▶ [Exercise objective]: Work through the following lines and count those that hold the word "JSON". Reply with that number only.

▶ [Data section]:
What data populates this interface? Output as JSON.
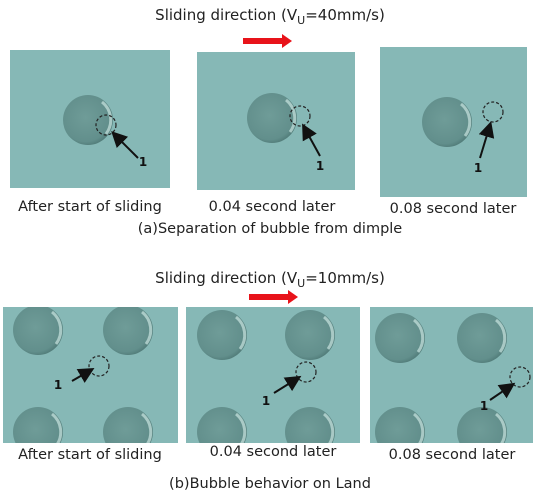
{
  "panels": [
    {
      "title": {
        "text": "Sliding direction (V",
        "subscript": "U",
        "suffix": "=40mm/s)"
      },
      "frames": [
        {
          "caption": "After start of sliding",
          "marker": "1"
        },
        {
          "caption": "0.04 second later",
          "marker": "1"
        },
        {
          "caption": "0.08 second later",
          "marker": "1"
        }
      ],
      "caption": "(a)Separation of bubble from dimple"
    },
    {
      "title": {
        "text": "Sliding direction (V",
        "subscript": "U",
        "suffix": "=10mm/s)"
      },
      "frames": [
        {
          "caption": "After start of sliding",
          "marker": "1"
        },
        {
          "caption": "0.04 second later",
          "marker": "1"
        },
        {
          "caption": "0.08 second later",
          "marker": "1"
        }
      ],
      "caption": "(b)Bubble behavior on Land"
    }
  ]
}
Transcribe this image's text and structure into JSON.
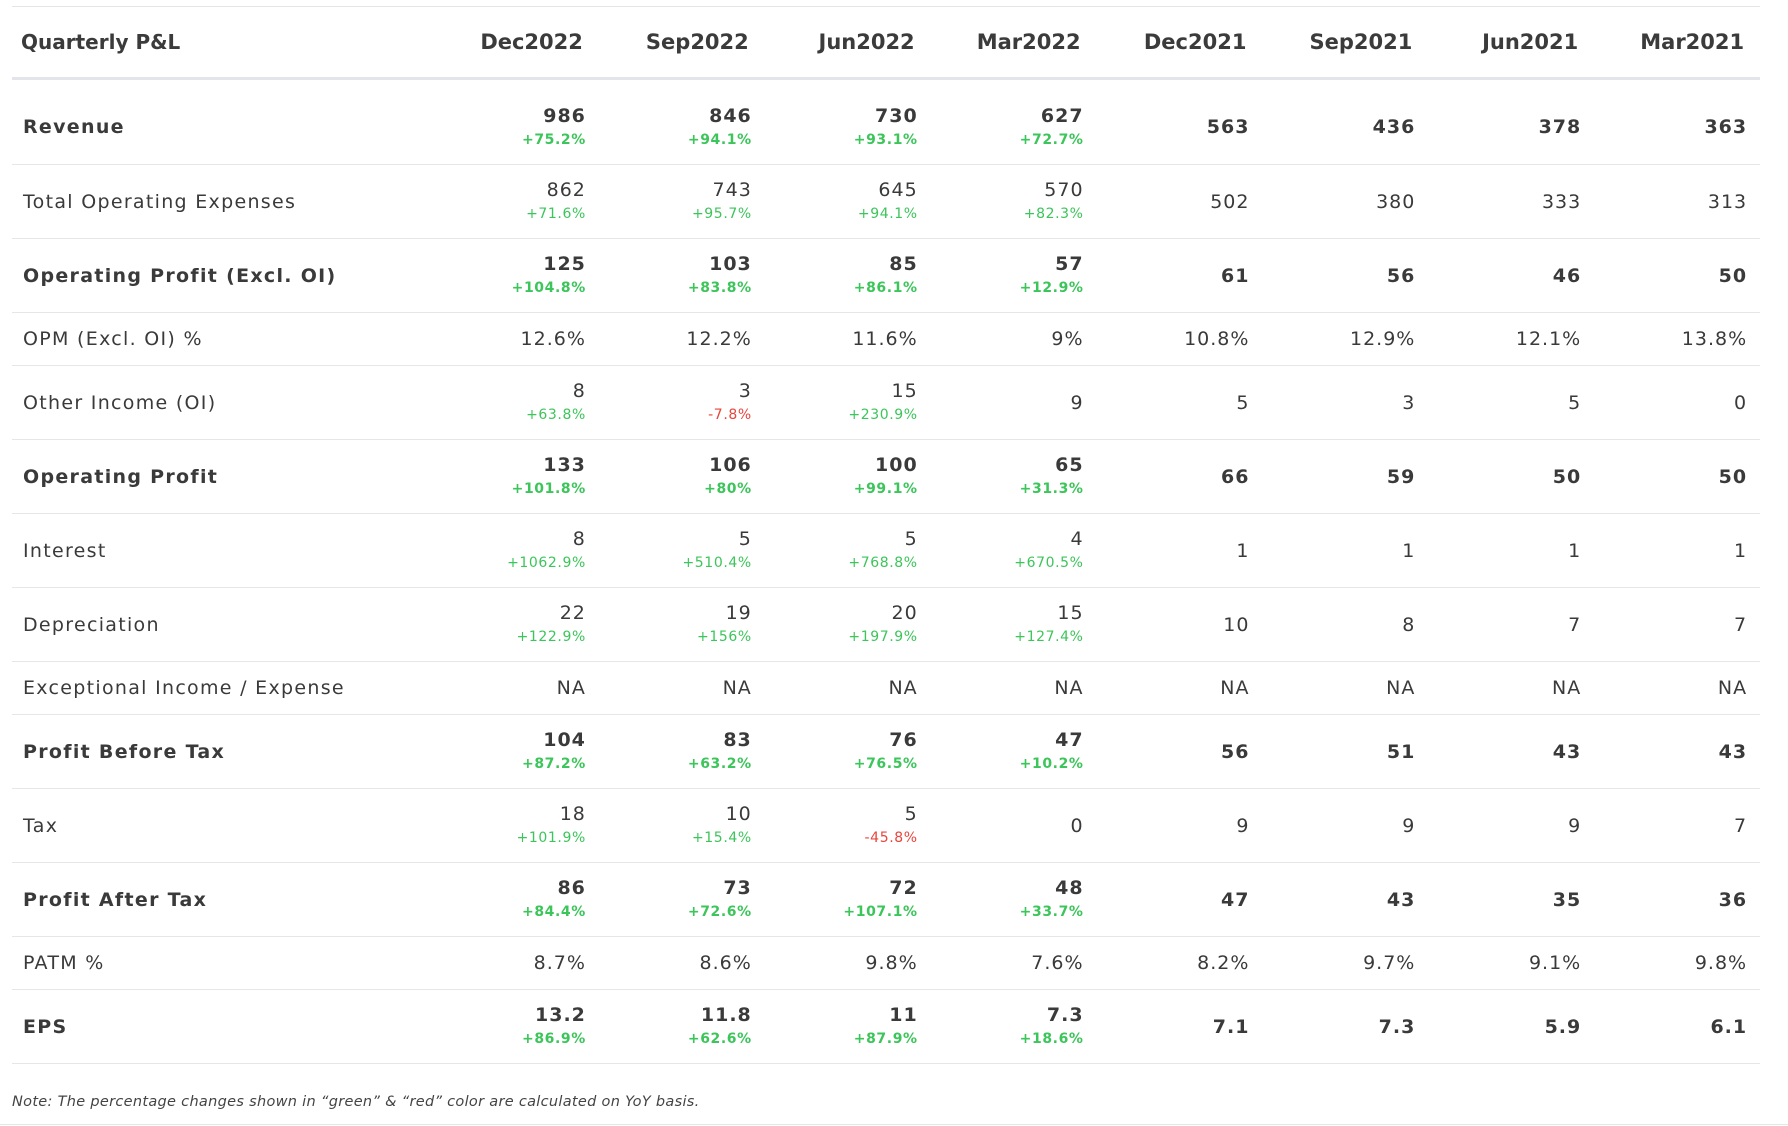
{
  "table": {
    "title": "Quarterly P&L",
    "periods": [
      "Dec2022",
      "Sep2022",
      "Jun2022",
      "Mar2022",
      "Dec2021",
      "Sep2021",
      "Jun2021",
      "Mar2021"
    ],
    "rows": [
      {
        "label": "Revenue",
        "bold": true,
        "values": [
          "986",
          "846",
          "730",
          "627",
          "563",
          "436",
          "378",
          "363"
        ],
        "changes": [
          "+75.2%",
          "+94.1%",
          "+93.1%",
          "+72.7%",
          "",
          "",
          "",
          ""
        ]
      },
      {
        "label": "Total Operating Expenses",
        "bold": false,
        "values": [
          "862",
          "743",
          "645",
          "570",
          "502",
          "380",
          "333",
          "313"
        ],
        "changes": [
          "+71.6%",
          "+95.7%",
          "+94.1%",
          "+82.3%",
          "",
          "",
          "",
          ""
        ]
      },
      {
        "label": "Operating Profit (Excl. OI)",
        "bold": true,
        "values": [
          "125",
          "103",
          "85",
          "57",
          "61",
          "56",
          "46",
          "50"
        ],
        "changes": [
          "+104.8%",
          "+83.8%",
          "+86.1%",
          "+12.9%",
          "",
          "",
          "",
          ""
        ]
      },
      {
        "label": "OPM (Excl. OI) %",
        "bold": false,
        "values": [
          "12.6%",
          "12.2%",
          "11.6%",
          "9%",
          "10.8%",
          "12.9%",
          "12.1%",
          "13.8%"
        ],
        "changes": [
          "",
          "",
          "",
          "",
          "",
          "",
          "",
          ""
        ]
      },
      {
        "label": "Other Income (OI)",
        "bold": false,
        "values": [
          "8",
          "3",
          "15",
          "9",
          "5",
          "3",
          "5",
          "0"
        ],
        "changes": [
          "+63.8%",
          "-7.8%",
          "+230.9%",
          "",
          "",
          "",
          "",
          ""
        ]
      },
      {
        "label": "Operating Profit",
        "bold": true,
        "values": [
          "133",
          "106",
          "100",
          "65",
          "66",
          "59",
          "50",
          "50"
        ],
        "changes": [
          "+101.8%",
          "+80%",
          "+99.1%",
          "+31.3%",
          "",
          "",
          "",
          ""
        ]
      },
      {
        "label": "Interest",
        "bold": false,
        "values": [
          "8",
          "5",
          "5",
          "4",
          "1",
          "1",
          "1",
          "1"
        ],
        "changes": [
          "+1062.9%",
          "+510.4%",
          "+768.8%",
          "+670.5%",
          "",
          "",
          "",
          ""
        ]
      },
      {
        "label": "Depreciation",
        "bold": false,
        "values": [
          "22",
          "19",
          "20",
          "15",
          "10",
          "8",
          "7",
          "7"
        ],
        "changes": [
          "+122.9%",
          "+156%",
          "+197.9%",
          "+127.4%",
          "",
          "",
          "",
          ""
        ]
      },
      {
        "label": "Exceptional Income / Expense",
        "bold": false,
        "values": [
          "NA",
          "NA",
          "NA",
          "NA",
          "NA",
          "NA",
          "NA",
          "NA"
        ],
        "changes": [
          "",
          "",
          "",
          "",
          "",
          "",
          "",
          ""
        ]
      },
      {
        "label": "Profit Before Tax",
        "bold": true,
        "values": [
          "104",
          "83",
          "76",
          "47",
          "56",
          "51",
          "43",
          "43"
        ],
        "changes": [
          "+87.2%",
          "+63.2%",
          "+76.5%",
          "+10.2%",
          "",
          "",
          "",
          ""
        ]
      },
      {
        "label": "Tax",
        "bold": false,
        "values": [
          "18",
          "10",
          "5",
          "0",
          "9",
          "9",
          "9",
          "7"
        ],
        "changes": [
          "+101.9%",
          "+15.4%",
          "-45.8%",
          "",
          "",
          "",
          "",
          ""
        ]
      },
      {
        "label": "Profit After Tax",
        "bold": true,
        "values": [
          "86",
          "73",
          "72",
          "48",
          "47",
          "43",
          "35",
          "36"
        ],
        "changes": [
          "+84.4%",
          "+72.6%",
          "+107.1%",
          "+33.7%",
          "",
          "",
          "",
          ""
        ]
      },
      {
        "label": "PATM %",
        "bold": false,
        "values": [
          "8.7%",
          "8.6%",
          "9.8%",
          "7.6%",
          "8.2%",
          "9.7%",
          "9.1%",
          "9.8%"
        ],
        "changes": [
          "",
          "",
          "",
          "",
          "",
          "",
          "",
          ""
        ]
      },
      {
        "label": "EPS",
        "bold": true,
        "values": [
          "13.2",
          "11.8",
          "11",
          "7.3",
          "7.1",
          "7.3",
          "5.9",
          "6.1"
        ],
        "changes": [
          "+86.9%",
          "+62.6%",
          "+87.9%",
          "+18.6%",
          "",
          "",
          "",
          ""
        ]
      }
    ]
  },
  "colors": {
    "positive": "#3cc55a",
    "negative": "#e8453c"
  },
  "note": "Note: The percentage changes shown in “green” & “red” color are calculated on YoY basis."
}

▶ [Result of this exercise]: 2